PROBLEM: Look through the material below for "Percentage". Copy every line that contains it.

INPUT FOR THIS TASK:
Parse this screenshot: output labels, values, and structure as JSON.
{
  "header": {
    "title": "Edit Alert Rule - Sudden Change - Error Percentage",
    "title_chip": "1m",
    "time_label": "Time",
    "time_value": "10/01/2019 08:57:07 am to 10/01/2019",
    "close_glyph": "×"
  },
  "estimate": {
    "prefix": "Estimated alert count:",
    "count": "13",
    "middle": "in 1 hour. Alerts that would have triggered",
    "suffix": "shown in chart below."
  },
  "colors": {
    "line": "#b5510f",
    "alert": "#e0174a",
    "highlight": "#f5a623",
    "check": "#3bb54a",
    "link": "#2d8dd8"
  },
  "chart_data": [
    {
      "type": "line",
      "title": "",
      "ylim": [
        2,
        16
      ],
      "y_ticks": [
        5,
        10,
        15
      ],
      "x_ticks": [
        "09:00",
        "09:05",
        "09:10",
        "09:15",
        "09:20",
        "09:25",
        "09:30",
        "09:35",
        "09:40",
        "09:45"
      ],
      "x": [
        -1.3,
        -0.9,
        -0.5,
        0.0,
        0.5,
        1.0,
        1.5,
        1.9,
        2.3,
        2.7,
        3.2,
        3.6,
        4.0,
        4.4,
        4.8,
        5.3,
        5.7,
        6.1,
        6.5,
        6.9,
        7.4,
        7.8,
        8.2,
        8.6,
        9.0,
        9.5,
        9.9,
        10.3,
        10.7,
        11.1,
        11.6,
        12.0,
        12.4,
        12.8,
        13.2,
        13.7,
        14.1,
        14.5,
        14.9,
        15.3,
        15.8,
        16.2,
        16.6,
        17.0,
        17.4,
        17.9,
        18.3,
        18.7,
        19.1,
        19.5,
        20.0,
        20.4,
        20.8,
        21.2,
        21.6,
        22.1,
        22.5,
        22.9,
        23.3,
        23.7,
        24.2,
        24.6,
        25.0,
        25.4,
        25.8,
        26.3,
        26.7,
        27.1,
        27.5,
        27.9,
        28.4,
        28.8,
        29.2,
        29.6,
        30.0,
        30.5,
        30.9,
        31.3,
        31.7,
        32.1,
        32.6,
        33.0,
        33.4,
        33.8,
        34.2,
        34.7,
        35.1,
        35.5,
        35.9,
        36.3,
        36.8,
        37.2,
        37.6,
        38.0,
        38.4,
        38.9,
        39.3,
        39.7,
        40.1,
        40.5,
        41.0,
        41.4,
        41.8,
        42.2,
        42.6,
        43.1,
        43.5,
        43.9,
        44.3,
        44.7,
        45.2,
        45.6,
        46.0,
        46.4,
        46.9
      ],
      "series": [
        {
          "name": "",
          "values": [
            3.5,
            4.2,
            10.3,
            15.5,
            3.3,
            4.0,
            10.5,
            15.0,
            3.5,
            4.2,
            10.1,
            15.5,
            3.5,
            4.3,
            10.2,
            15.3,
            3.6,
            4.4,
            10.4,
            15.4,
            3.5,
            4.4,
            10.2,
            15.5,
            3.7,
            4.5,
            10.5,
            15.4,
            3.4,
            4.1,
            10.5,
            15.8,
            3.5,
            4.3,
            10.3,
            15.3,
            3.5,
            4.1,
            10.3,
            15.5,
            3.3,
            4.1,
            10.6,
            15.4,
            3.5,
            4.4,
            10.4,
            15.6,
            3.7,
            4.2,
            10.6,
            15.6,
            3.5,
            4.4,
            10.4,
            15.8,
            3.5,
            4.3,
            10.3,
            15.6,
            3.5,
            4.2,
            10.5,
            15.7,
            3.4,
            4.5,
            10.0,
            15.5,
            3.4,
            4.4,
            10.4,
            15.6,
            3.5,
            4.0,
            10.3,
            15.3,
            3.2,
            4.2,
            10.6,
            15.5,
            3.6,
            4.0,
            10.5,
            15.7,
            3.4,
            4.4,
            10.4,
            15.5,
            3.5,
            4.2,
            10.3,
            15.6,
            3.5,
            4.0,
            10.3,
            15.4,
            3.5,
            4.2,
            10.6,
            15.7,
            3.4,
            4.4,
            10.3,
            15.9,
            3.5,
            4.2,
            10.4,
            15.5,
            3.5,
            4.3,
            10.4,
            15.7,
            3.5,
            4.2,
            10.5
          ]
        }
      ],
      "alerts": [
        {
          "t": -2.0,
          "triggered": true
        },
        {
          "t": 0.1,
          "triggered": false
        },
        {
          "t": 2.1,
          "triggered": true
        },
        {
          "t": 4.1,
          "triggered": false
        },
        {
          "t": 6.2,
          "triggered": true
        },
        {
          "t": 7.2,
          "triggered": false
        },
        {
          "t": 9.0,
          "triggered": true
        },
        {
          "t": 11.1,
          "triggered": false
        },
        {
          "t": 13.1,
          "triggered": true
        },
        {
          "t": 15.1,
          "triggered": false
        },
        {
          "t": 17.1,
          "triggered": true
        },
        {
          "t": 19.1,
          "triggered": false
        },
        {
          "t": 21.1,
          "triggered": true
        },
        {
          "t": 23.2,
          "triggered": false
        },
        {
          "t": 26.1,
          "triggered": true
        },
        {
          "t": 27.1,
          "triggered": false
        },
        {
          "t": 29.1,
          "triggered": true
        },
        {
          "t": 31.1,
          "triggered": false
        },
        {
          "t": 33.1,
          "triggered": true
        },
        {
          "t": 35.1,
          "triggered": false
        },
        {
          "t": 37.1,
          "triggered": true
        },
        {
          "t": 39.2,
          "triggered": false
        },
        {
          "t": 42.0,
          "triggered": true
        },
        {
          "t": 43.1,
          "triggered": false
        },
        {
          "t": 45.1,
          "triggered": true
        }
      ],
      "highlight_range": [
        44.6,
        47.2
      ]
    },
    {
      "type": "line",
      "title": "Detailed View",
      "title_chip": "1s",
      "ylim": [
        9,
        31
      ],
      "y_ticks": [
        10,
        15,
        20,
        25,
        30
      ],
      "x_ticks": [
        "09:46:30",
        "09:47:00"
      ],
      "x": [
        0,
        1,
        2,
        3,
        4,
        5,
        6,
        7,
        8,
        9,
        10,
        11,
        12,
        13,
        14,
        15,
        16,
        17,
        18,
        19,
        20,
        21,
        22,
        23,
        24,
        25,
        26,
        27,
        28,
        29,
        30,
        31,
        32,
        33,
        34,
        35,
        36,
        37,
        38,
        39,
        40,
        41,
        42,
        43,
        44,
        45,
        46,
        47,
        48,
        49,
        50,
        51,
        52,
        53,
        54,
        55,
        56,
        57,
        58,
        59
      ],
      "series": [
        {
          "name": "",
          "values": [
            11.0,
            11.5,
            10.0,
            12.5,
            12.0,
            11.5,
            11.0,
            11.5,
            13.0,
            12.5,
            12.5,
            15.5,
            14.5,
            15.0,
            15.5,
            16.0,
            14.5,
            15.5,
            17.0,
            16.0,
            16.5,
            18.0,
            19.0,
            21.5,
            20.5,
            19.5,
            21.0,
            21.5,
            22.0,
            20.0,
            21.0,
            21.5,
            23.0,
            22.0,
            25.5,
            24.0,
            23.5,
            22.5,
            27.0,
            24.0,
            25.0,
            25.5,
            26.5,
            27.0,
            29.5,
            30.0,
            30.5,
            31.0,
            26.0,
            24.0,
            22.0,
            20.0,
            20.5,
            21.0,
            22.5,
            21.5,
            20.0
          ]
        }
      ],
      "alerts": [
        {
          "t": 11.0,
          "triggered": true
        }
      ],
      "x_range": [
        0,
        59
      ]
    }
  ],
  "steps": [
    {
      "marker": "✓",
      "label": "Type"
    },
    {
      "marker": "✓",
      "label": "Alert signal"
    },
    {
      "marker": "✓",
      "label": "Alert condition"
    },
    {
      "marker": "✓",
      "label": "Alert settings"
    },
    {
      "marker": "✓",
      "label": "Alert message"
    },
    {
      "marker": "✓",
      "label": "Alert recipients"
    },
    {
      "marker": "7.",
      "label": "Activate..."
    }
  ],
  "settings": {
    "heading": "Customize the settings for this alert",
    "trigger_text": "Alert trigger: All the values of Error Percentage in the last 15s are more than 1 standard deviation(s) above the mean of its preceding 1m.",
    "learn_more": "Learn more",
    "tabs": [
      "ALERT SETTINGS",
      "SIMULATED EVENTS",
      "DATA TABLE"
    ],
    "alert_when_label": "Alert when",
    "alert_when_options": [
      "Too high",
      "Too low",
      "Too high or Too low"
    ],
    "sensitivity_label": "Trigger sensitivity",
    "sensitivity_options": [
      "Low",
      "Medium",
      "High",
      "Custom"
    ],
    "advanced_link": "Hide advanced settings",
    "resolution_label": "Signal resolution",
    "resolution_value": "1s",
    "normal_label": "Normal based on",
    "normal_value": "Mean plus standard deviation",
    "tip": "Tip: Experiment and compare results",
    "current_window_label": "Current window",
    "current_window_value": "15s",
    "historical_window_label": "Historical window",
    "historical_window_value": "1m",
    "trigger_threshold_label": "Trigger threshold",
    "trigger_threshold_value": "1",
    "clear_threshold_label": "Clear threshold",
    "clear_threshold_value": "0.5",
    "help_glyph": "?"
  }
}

THE REPLY:
    "title": "Edit Alert Rule - Sudden Change - Error Percentage",
    "trigger_text": "Alert trigger: All the values of Error Percentage in the last 15s are more than 1 standard deviation(s) above the mean of its preceding 1m.",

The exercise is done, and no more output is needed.